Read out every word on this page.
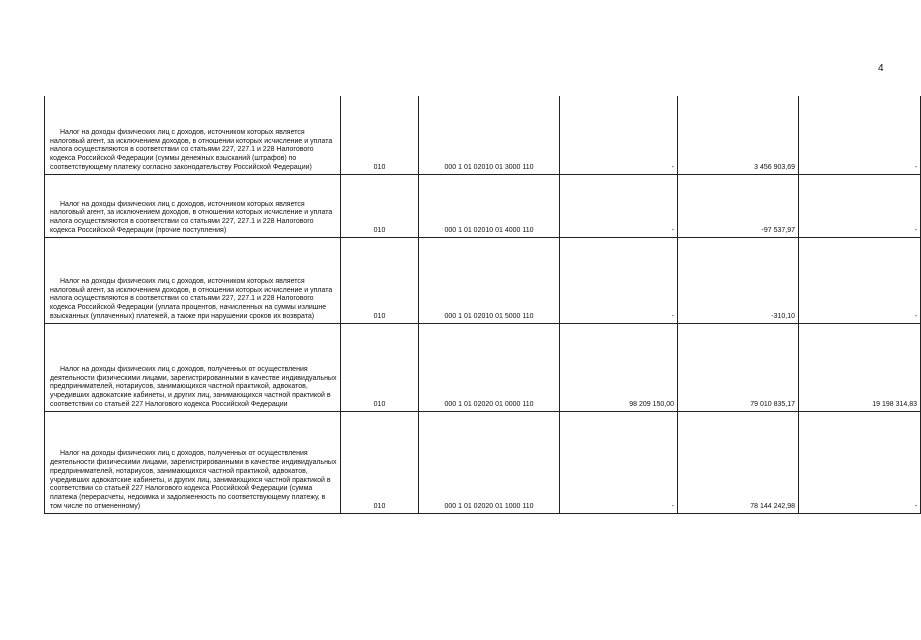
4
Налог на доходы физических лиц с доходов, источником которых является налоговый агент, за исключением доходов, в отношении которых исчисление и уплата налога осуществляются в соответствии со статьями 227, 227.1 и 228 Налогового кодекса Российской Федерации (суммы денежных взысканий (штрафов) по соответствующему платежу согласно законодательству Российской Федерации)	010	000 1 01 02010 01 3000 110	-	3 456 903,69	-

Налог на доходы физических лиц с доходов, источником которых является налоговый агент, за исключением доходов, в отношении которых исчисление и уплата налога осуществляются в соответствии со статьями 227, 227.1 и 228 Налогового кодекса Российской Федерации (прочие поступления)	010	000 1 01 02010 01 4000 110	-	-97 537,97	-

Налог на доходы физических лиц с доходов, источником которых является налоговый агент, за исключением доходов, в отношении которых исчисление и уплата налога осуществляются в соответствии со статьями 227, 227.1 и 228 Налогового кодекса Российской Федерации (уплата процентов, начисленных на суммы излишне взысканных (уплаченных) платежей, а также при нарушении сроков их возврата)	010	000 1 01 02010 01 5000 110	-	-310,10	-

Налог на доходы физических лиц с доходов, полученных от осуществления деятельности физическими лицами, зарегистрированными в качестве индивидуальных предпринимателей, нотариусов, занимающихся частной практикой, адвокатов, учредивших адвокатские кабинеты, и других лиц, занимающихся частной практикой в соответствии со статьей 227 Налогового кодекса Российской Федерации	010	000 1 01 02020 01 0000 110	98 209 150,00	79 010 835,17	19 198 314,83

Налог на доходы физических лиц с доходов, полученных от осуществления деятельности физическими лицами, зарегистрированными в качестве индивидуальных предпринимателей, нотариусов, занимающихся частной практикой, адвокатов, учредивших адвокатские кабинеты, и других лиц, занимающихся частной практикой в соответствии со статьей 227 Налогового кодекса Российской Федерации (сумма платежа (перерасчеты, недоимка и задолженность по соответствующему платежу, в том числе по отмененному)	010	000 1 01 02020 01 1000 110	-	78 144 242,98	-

-- -- --

### GOAL OF THE EXERCISE
Quote every record above exactly, leaving out any pictures.

### ANSWER TO THIS EXERCISE
Read out every word on this page.
4
Налог на доходы физических лиц с доходов, источником которых является налоговый агент, за исключением доходов, в отношении которых исчисление и уплата налога осуществляются в соответствии со статьями 227, 227.1 и 228 Налогового кодекса Российской Федерации (суммы денежных взысканий (штрафов) по соответствующему платежу согласно законодательству Российской Федерации)	010	000 1 01 02010 01 3000 110	-	3 456 903,69	-

Налог на доходы физических лиц с доходов, источником которых является налоговый агент, за исключением доходов, в отношении которых исчисление и уплата налога осуществляются в соответствии со статьями 227, 227.1 и 228 Налогового кодекса Российской Федерации (прочие поступления)	010	000 1 01 02010 01 4000 110	-	-97 537,97	-

Налог на доходы физических лиц с доходов, источником которых является налоговый агент, за исключением доходов, в отношении которых исчисление и уплата налога осуществляются в соответствии со статьями 227, 227.1 и 228 Налогового кодекса Российской Федерации (уплата процентов, начисленных на суммы излишне взысканных (уплаченных) платежей, а также при нарушении сроков их возврата)	010	000 1 01 02010 01 5000 110	-	-310,10	-

Налог на доходы физических лиц с доходов, полученных от осуществления деятельности физическими лицами, зарегистрированными в качестве индивидуальных предпринимателей, нотариусов, занимающихся частной практикой, адвокатов, учредивших адвокатские кабинеты, и других лиц, занимающихся частной практикой в соответствии со статьей 227 Налогового кодекса Российской Федерации	010	000 1 01 02020 01 0000 110	98 209 150,00	79 010 835,17	19 198 314,83

Налог на доходы физических лиц с доходов, полученных от осуществления деятельности физическими лицами, зарегистрированными в качестве индивидуальных предпринимателей, нотариусов, занимающихся частной практикой, адвокатов, учредивших адвокатские кабинеты, и других лиц, занимающихся частной практикой в соответствии со статьей 227 Налогового кодекса Российской Федерации (сумма платежа (перерасчеты, недоимка и задолженность по соответствующему платежу, в том числе по отмененному)	010	000 1 01 02020 01 1000 110	-	78 144 242,98	-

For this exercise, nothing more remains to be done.